*Aim*.
Skip every picture and transcribe the remaining material exactly.

|---|

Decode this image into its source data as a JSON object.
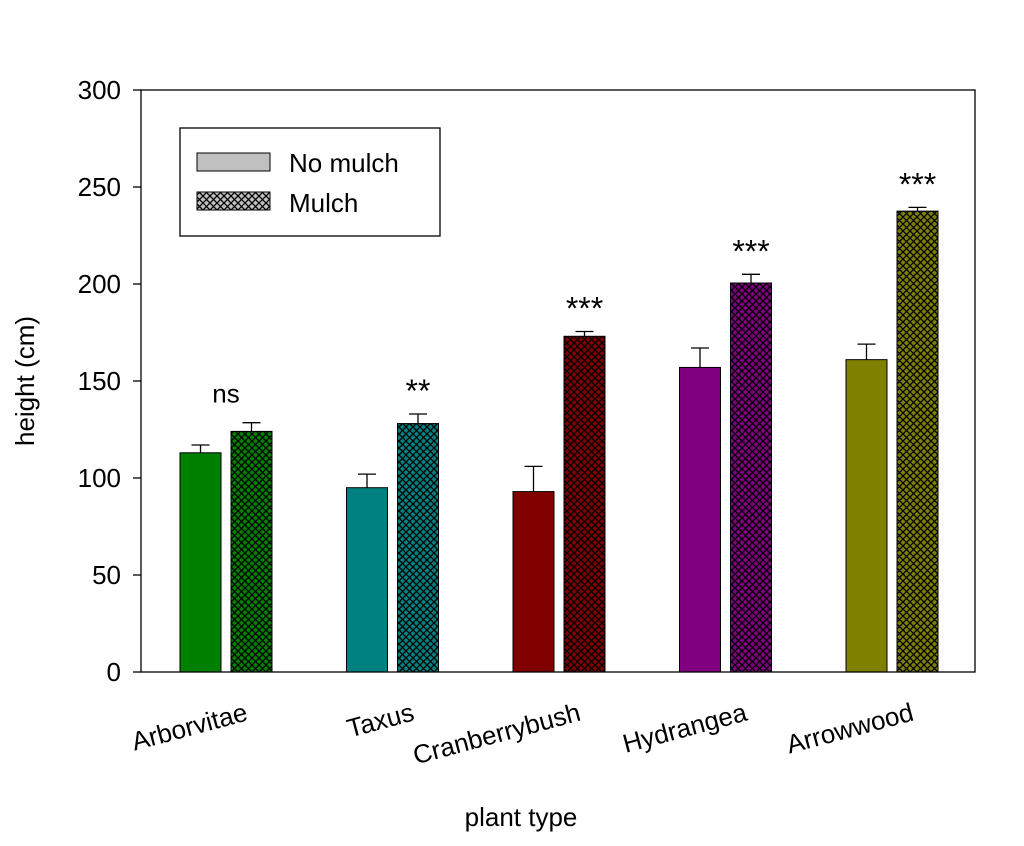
{
  "chart_data": {
    "type": "bar",
    "title": "",
    "xlabel": "plant type",
    "ylabel": "height (cm)",
    "ylim": [
      0,
      300
    ],
    "yticks": [
      0,
      50,
      100,
      150,
      200,
      250,
      300
    ],
    "categories": [
      "Arborvitae",
      "Taxus",
      "Cranberrybush",
      "Hydrangea",
      "Arrowwood"
    ],
    "colors": [
      "#008000",
      "#008080",
      "#800000",
      "#800080",
      "#808000"
    ],
    "series": [
      {
        "name": "No mulch",
        "pattern": "solid",
        "values": [
          113,
          95,
          93,
          157,
          161
        ],
        "errors": [
          4,
          7,
          13,
          10,
          8
        ]
      },
      {
        "name": "Mulch",
        "pattern": "crosshatch",
        "values": [
          124,
          128,
          173,
          200.5,
          237.5
        ],
        "errors": [
          4.5,
          5,
          2.5,
          4.5,
          2
        ]
      }
    ],
    "significance": [
      "ns",
      "**",
      "***",
      "***",
      "***"
    ],
    "legend": {
      "placement": "top-left",
      "entries": [
        "No mulch",
        "Mulch"
      ]
    },
    "grid": false
  }
}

|---|

*Answer to this problem*.
Decode this image into its source data as a JSON object.
{
  "chart_data": {
    "type": "bar",
    "title": "",
    "xlabel": "plant type",
    "ylabel": "height (cm)",
    "ylim": [
      0,
      300
    ],
    "yticks": [
      0,
      50,
      100,
      150,
      200,
      250,
      300
    ],
    "categories": [
      "Arborvitae",
      "Taxus",
      "Cranberrybush",
      "Hydrangea",
      "Arrowwood"
    ],
    "colors": [
      "#008000",
      "#008080",
      "#800000",
      "#800080",
      "#808000"
    ],
    "series": [
      {
        "name": "No mulch",
        "pattern": "solid",
        "values": [
          113,
          95,
          93,
          157,
          161
        ],
        "errors": [
          4,
          7,
          13,
          10,
          8
        ]
      },
      {
        "name": "Mulch",
        "pattern": "crosshatch",
        "values": [
          124,
          128,
          173,
          200.5,
          237.5
        ],
        "errors": [
          4.5,
          5,
          2.5,
          4.5,
          2
        ]
      }
    ],
    "significance": [
      "ns",
      "**",
      "***",
      "***",
      "***"
    ],
    "legend": {
      "placement": "top-left",
      "entries": [
        "No mulch",
        "Mulch"
      ]
    },
    "grid": false
  }
}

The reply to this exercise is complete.